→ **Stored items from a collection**

==================================================

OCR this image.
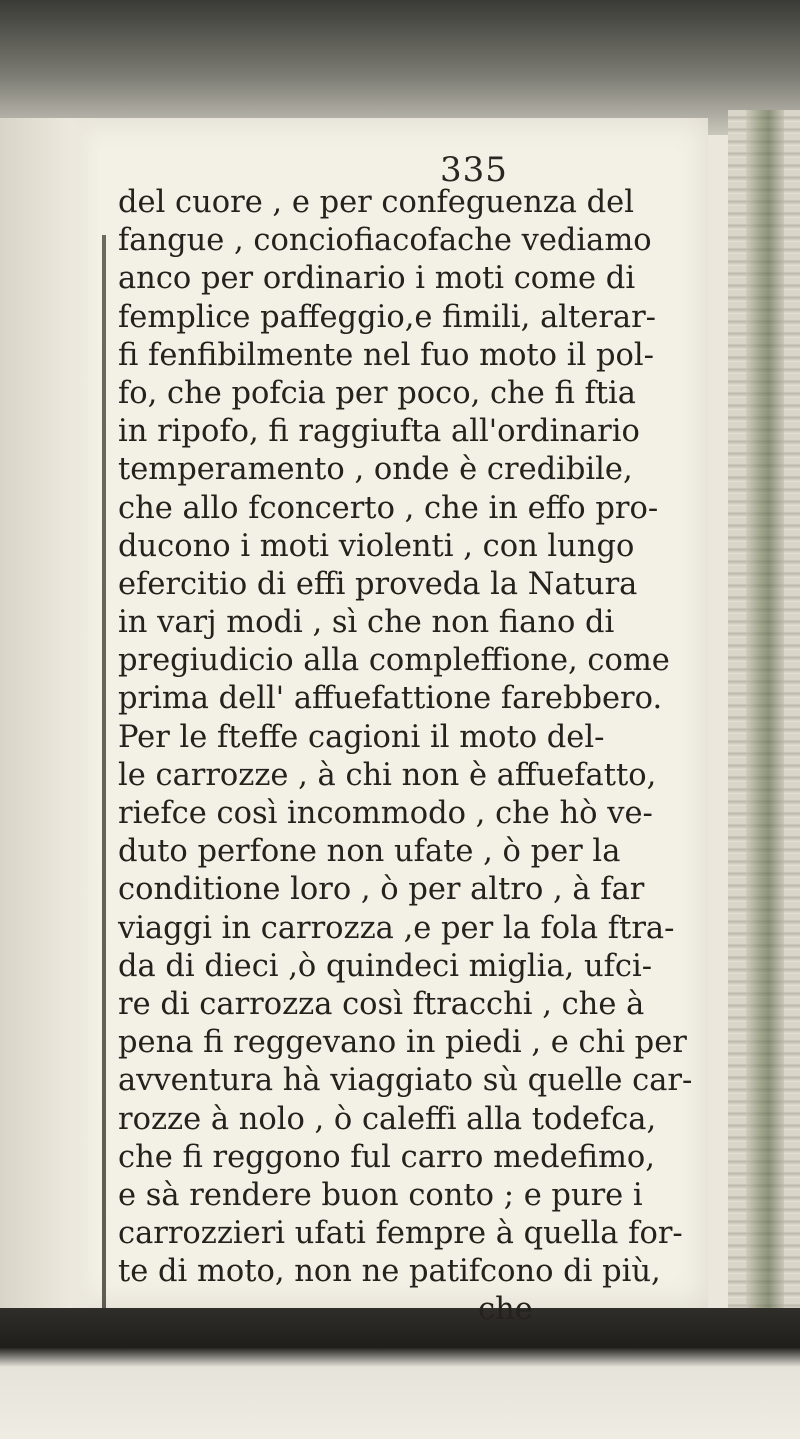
335
del cuore , e per confeguenza del
fangue , conciofiacofache vediamo
anco per ordinario i moti come di
femplice paffeggio,e fimili, alterar-
fi fenfibilmente nel fuo moto il pol-
fo, che pofcia per poco, che fi ftia
in ripofo, fi raggiufta all'ordinario
temperamento , onde è credibile,
che allo fconcerto , che in effo pro-
ducono i moti violenti , con lungo
efercitio di effi proveda la Natura
in varj modi , sì che non fiano di
pregiudicio alla compleffione, come
prima dell' affuefattione farebbero.
Per le fteffe cagioni il moto del-
le carrozze , à chi non è affuefatto,
riefce così incommodo , che hò ve-
duto perfone non ufate , ò per la
conditione loro , ò per altro , à far
viaggi in carrozza ,e per la fola ftra-
da di dieci ,ò quindeci miglia, ufci-
re di carrozza così ftracchi , che à
pena fi reggevano in piedi , e chi per
avventura hà viaggiato sù quelle car-
rozze à nolo , ò caleffi alla todefca,
che fi reggono ful carro medefimo,
e sà rendere buon conto ; e pure i
carrozzieri ufati fempre à quella for-
te di moto, non ne patifcono di più,
che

==================================================

→ **Directive**
How many lines in the records above hold the word "moto"? Give only the number.

→ **Output of the task**
3